WORK INSTRUCTION:
In the text on the Nagpuri buffalo, rewrite the part that opens with the words containing "The animals are" and closes with "production and fertility.", replacing "semi-intensive" with "intensive".

(TEXT PASSAGE begins)

The Nagpuri is a breed of water buffalo originating in Maharashtra, India. It stands better amongst the breeds of buffaloes which combine the milk and drought qualities in a better proportion in adverse climatic conditions. It is a River type buffalo. It is a central Indian breed. The breed has many synonyms, such as "Berari", "Gaorani", "Puranthadi", "Varhadi", "Gaolavi", "Arvi", "Gaolaogan", "Gangauri", "Shahi" and "Chanda".

Origin
As the name applies Nagpuri buffalo is a versatile breed of the Vidarbha region of Maharashtra, India.  The animals of this breed are very well adapted to the harsh-semi-arid conditions of Vidarbha region.

Physiological and physical characteristics
Coat color is black. The breed is black with white patches on face, legs and tail tips. However, "Puranthadi" strain, one of the productive stain of nagpuri buffalo, is slightly brown in color. The horns are long, flat and curved, bending backward on each side of the neck nearly up to the shoulders with tips pointed mostly in upward direction. 
Average height of nagpuri buffalo is 145cm for male and 135cm for female and heart girth is 210 and 205cm for male and female respectively.

Rearing and production

The animals are maintained in semi-intensive management system. 
Male body weight average 525kg where female attains about 425kg. 
Buffaloes and heifers in this area are reared mainly for fat production. Average milk yield per lactation is 1039 kg ranging from 760-1500 kg with average milk fat of 8.25% ranging from 7.0-8.8%. Nagpuri can withstand extreme climatic conditions as high as 47º C even in respect of milk production and fertility.
Male animal are used for daught purposes but it works slow than bull Cattle).

(TEXT PASSAGE ends)
(DATASET begins)

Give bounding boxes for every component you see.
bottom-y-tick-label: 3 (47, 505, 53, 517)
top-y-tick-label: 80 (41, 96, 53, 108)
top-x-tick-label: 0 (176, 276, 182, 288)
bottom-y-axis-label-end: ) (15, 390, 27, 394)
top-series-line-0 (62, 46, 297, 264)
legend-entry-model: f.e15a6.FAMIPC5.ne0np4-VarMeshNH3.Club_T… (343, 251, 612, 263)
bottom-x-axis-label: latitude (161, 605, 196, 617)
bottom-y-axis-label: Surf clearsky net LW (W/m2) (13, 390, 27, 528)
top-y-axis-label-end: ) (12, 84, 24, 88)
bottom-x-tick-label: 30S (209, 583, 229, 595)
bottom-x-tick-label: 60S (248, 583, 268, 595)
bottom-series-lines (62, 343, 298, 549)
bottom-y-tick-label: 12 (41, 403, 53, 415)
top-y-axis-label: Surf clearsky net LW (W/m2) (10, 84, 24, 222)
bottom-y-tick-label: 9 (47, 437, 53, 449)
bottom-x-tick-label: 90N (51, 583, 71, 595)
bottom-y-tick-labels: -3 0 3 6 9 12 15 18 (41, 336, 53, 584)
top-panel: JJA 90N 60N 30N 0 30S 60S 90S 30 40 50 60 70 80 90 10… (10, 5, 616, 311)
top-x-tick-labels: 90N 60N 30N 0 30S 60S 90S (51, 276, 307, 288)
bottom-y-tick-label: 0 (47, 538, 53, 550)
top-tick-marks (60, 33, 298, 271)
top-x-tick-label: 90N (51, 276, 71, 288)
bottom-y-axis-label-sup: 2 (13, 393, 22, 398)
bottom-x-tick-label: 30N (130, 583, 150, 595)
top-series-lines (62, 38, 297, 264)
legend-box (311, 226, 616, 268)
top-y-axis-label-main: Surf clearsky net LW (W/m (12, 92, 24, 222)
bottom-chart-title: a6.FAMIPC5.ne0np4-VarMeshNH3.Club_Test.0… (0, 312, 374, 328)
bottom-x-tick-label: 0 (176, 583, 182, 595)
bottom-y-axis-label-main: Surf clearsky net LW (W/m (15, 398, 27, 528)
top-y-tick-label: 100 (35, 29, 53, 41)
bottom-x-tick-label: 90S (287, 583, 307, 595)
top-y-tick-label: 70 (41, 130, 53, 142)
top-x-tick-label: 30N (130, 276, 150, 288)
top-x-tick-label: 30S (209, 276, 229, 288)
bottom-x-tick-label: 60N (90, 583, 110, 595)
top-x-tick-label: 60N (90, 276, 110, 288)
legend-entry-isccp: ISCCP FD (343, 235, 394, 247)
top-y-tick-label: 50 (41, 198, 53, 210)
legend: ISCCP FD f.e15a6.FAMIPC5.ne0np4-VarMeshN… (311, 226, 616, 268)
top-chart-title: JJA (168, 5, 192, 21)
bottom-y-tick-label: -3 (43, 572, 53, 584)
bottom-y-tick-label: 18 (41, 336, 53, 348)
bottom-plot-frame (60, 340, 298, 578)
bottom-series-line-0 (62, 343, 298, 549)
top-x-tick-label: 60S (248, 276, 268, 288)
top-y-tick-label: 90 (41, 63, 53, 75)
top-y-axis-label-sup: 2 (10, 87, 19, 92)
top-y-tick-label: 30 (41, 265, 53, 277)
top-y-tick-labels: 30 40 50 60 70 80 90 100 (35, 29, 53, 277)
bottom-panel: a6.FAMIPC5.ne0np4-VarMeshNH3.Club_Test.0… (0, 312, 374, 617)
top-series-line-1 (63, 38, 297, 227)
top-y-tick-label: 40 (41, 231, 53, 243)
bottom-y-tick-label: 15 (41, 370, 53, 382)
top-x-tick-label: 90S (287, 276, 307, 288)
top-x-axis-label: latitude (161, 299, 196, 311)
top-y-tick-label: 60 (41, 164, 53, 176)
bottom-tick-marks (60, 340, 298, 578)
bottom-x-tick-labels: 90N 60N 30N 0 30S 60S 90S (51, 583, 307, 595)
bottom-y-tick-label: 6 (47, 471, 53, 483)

(DATASET ends)

ANSWER TO THIS TASK:
The animals are maintained in intensive management system. 
Male body weight average 525kg where female attains about 425kg. 
Buffaloes and heifers in this area are reared mainly for fat production. Average milk yield per lactation is 1039 kg ranging from 760-1500 kg with average milk fat of 8.25% ranging from 7.0-8.8%. Nagpuri can withstand extreme climatic conditions as high as 47º C even in respect of milk production and fertility.